Extracted records
>>>

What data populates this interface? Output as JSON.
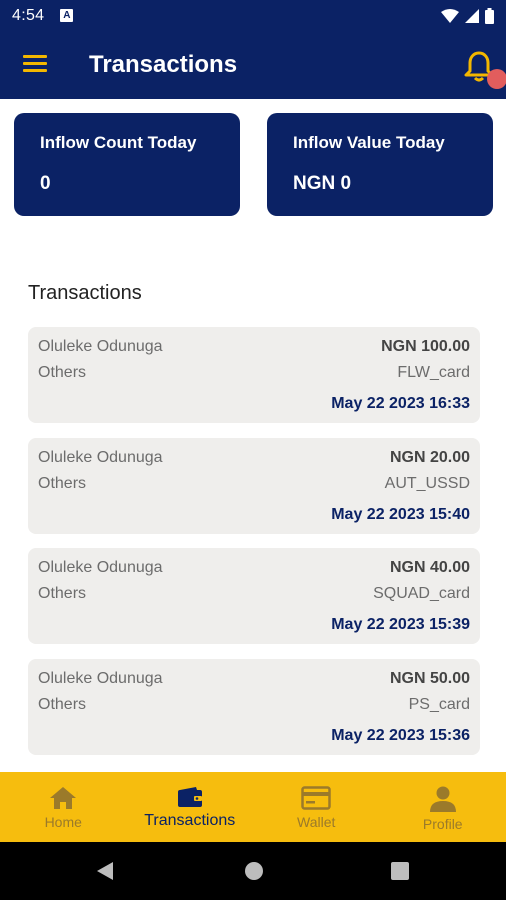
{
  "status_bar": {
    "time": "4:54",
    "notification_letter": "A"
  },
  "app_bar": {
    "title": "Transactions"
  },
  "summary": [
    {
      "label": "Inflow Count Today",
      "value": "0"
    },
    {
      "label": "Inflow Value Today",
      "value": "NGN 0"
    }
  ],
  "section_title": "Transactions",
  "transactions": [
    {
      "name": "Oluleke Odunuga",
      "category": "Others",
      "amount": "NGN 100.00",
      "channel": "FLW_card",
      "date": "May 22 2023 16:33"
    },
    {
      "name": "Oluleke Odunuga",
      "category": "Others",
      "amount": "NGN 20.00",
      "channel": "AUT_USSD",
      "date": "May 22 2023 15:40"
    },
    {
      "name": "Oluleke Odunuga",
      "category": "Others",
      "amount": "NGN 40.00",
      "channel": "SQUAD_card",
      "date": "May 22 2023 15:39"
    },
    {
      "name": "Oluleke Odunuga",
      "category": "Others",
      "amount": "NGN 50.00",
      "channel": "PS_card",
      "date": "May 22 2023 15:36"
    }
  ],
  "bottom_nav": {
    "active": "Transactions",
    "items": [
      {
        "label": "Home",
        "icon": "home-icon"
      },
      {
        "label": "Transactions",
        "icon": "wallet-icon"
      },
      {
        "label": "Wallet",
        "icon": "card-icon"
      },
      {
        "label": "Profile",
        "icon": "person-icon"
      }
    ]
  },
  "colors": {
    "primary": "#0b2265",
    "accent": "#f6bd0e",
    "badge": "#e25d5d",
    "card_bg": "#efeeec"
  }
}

<<<
>>>

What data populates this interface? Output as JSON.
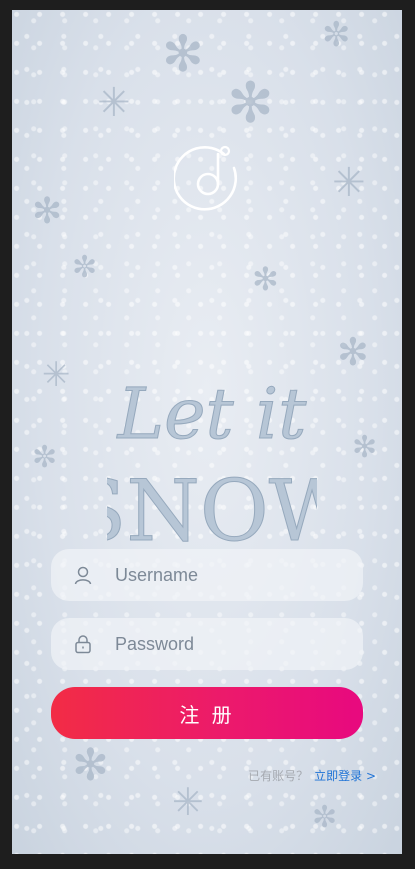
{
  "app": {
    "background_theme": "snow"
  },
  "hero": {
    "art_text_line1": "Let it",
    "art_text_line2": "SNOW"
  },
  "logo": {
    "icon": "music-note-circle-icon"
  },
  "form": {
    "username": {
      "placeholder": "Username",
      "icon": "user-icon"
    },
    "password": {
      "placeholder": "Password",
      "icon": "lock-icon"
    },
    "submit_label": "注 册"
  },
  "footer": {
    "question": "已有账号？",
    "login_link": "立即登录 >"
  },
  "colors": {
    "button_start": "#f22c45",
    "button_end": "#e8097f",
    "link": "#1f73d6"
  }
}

<<<

Which lines hold the word "channel"? Copy every one of them.

      "channel": "FLW_card",
      "channel": "AUT_USSD",
      "channel": "SQUAD_card",
      "channel": "PS_card",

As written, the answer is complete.